Material shown:
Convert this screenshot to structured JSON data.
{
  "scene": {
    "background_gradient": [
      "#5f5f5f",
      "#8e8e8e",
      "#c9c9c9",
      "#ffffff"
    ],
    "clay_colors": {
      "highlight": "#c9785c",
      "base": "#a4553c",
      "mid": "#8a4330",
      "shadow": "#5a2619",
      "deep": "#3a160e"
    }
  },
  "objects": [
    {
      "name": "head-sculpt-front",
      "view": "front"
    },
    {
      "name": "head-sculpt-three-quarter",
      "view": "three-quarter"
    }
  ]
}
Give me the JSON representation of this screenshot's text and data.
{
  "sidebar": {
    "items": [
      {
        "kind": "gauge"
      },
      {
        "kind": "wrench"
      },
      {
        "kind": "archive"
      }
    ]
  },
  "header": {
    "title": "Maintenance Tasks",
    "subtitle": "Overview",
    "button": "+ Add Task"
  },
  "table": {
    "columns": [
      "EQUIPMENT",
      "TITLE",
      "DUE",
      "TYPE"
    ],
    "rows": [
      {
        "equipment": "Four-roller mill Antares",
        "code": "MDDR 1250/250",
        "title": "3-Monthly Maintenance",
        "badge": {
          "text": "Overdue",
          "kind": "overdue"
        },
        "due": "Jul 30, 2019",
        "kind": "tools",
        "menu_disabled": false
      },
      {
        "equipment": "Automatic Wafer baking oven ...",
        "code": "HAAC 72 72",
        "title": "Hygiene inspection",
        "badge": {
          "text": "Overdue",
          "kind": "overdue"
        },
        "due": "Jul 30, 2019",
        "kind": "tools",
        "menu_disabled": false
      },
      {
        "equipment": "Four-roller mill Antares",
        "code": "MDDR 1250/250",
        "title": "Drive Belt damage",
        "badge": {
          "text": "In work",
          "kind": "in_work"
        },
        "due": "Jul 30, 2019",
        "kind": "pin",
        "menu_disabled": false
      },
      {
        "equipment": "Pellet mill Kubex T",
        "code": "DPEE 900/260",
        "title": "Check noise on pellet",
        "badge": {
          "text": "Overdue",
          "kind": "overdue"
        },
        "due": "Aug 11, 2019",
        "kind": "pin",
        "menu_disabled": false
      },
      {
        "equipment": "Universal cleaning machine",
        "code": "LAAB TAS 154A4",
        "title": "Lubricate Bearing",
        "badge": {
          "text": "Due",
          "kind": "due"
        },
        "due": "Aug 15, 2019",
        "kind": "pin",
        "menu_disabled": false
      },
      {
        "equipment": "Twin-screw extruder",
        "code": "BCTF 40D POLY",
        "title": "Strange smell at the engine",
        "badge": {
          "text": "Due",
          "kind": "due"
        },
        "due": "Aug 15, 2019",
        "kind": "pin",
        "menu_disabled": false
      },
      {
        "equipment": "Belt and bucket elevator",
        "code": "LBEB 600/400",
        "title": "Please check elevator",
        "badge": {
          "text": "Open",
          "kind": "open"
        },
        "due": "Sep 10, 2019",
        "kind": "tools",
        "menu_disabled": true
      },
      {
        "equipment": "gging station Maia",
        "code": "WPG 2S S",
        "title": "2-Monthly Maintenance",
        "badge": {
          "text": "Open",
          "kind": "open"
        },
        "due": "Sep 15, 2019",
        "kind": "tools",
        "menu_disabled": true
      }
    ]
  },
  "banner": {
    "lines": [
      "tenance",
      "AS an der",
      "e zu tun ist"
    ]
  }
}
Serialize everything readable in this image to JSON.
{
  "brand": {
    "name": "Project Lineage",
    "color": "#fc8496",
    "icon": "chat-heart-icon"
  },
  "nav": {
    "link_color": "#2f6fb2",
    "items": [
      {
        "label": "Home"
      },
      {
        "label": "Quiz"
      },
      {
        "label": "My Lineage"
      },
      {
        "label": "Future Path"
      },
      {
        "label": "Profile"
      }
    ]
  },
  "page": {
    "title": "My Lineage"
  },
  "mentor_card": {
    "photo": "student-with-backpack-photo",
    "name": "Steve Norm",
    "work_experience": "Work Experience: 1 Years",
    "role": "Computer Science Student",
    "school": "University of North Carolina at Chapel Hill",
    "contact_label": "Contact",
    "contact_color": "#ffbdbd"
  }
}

What this task involves:
Using the exact wording, write out all of the records.

The solution:
Convert this screenshot to structured JSON data.
{
  "scene": {
    "background_gradient": [
      "#5f5f5f",
      "#8e8e8e",
      "#c9c9c9",
      "#ffffff"
    ],
    "clay_colors": {
      "highlight": "#c9785c",
      "base": "#a4553c",
      "mid": "#8a4330",
      "shadow": "#5a2619",
      "deep": "#3a160e"
    }
  },
  "objects": [
    {
      "name": "head-sculpt-front",
      "view": "front"
    },
    {
      "name": "head-sculpt-three-quarter",
      "view": "three-quarter"
    }
  ]
}
Give me the JSON representation of this screenshot's text and data.
{
  "sidebar": {
    "items": [
      {
        "kind": "gauge"
      },
      {
        "kind": "wrench"
      },
      {
        "kind": "archive"
      }
    ]
  },
  "header": {
    "title": "Maintenance Tasks",
    "subtitle": "Overview",
    "button": "+ Add Task"
  },
  "table": {
    "columns": [
      "EQUIPMENT",
      "TITLE",
      "DUE",
      "TYPE"
    ],
    "rows": [
      {
        "equipment": "Four-roller mill Antares",
        "code": "MDDR 1250/250",
        "title": "3-Monthly Maintenance",
        "badge": {
          "text": "Overdue",
          "kind": "overdue"
        },
        "due": "Jul 30, 2019",
        "kind": "tools",
        "menu_disabled": false
      },
      {
        "equipment": "Automatic Wafer baking oven ...",
        "code": "HAAC 72 72",
        "title": "Hygiene inspection",
        "badge": {
          "text": "Overdue",
          "kind": "overdue"
        },
        "due": "Jul 30, 2019",
        "kind": "tools",
        "menu_disabled": false
      },
      {
        "equipment": "Four-roller mill Antares",
        "code": "MDDR 1250/250",
        "title": "Drive Belt damage",
        "badge": {
          "text": "In work",
          "kind": "in_work"
        },
        "due": "Jul 30, 2019",
        "kind": "pin",
        "menu_disabled": false
      },
      {
        "equipment": "Pellet mill Kubex T",
        "code": "DPEE 900/260",
        "title": "Check noise on pellet",
        "badge": {
          "text": "Overdue",
          "kind": "overdue"
        },
        "due": "Aug 11, 2019",
        "kind": "pin",
        "menu_disabled": false
      },
      {
        "equipment": "Universal cleaning machine",
        "code": "LAAB TAS 154A4",
        "title": "Lubricate Bearing",
        "badge": {
          "text": "Due",
          "kind": "due"
        },
        "due": "Aug 15, 2019",
        "kind": "pin",
        "menu_disabled": false
      },
      {
        "equipment": "Twin-screw extruder",
        "code": "BCTF 40D POLY",
        "title": "Strange smell at the engine",
        "badge": {
          "text": "Due",
          "kind": "due"
        },
        "due": "Aug 15, 2019",
        "kind": "pin",
        "menu_disabled": false
      },
      {
        "equipment": "Belt and bucket elevator",
        "code": "LBEB 600/400",
        "title": "Please check elevator",
        "badge": {
          "text": "Open",
          "kind": "open"
        },
        "due": "Sep 10, 2019",
        "kind": "tools",
        "menu_disabled": true
      },
      {
        "equipment": "gging station Maia",
        "code": "WPG 2S S",
        "title": "2-Monthly Maintenance",
        "badge": {
          "text": "Open",
          "kind": "open"
        },
        "due": "Sep 15, 2019",
        "kind": "tools",
        "menu_disabled": true
      }
    ]
  },
  "banner": {
    "lines": [
      "tenance",
      "AS an der",
      "e zu tun ist"
    ]
  }
}
Serialize everything readable in this image to JSON.
{
  "brand": {
    "name": "Project Lineage",
    "color": "#fc8496",
    "icon": "chat-heart-icon"
  },
  "nav": {
    "link_color": "#2f6fb2",
    "items": [
      {
        "label": "Home"
      },
      {
        "label": "Quiz"
      },
      {
        "label": "My Lineage"
      },
      {
        "label": "Future Path"
      },
      {
        "label": "Profile"
      }
    ]
  },
  "page": {
    "title": "My Lineage"
  },
  "mentor_card": {
    "photo": "student-with-backpack-photo",
    "name": "Steve Norm",
    "work_experience": "Work Experience: 1 Years",
    "role": "Computer Science Student",
    "school": "University of North Carolina at Chapel Hill",
    "contact_label": "Contact",
    "contact_color": "#ffbdbd"
  }
}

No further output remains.